-- begin Data lines --
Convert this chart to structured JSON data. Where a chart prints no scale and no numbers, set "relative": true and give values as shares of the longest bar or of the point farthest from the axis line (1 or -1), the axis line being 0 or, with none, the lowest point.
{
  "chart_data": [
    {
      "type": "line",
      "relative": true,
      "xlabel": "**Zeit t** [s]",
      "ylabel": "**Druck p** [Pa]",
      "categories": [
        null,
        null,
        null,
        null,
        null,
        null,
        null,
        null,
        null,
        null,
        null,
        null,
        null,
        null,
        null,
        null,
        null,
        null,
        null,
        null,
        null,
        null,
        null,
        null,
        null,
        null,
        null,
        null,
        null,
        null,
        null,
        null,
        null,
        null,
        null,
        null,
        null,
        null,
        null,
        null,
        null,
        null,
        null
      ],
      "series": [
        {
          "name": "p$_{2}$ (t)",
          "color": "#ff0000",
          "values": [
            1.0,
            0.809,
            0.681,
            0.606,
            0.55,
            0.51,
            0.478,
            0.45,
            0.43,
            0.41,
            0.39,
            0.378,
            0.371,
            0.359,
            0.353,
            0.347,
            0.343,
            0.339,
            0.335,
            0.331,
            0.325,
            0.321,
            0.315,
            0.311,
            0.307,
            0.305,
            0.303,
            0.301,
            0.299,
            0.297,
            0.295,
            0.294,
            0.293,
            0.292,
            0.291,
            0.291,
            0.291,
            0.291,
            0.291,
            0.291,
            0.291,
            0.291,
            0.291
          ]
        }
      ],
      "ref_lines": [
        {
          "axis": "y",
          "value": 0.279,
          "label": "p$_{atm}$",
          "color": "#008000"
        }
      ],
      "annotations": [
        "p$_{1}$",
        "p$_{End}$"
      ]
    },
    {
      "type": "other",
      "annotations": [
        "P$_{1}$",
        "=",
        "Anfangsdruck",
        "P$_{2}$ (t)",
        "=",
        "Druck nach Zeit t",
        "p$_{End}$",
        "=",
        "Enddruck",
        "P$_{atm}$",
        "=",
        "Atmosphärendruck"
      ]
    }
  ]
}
-- end Data lines --
Aim
Recopy all the lines exactly as they appear.

Exercise solution
Convert this chart to structured JSON data. Where a chart prints no scale and no numbers, set "relative": true and give values as shares of the longest bar or of the point farthest from the axis line (1 or -1), the axis line being 0 or, with none, the lowest point.
{
  "chart_data": [
    {
      "type": "line",
      "relative": true,
      "xlabel": "**Zeit t** [s]",
      "ylabel": "**Druck p** [Pa]",
      "categories": [
        null,
        null,
        null,
        null,
        null,
        null,
        null,
        null,
        null,
        null,
        null,
        null,
        null,
        null,
        null,
        null,
        null,
        null,
        null,
        null,
        null,
        null,
        null,
        null,
        null,
        null,
        null,
        null,
        null,
        null,
        null,
        null,
        null,
        null,
        null,
        null,
        null,
        null,
        null,
        null,
        null,
        null,
        null
      ],
      "series": [
        {
          "name": "p$_{2}$ (t)",
          "color": "#ff0000",
          "values": [
            1.0,
            0.809,
            0.681,
            0.606,
            0.55,
            0.51,
            0.478,
            0.45,
            0.43,
            0.41,
            0.39,
            0.378,
            0.371,
            0.359,
            0.353,
            0.347,
            0.343,
            0.339,
            0.335,
            0.331,
            0.325,
            0.321,
            0.315,
            0.311,
            0.307,
            0.305,
            0.303,
            0.301,
            0.299,
            0.297,
            0.295,
            0.294,
            0.293,
            0.292,
            0.291,
            0.291,
            0.291,
            0.291,
            0.291,
            0.291,
            0.291,
            0.291,
            0.291
          ]
        }
      ],
      "ref_lines": [
        {
          "axis": "y",
          "value": 0.279,
          "label": "p$_{atm}$",
          "color": "#008000"
        }
      ],
      "annotations": [
        "p$_{1}$",
        "p$_{End}$"
      ]
    },
    {
      "type": "other",
      "annotations": [
        "P$_{1}$",
        "=",
        "Anfangsdruck",
        "P$_{2}$ (t)",
        "=",
        "Druck nach Zeit t",
        "p$_{End}$",
        "=",
        "Enddruck",
        "P$_{atm}$",
        "=",
        "Atmosphärendruck"
      ]
    }
  ]
}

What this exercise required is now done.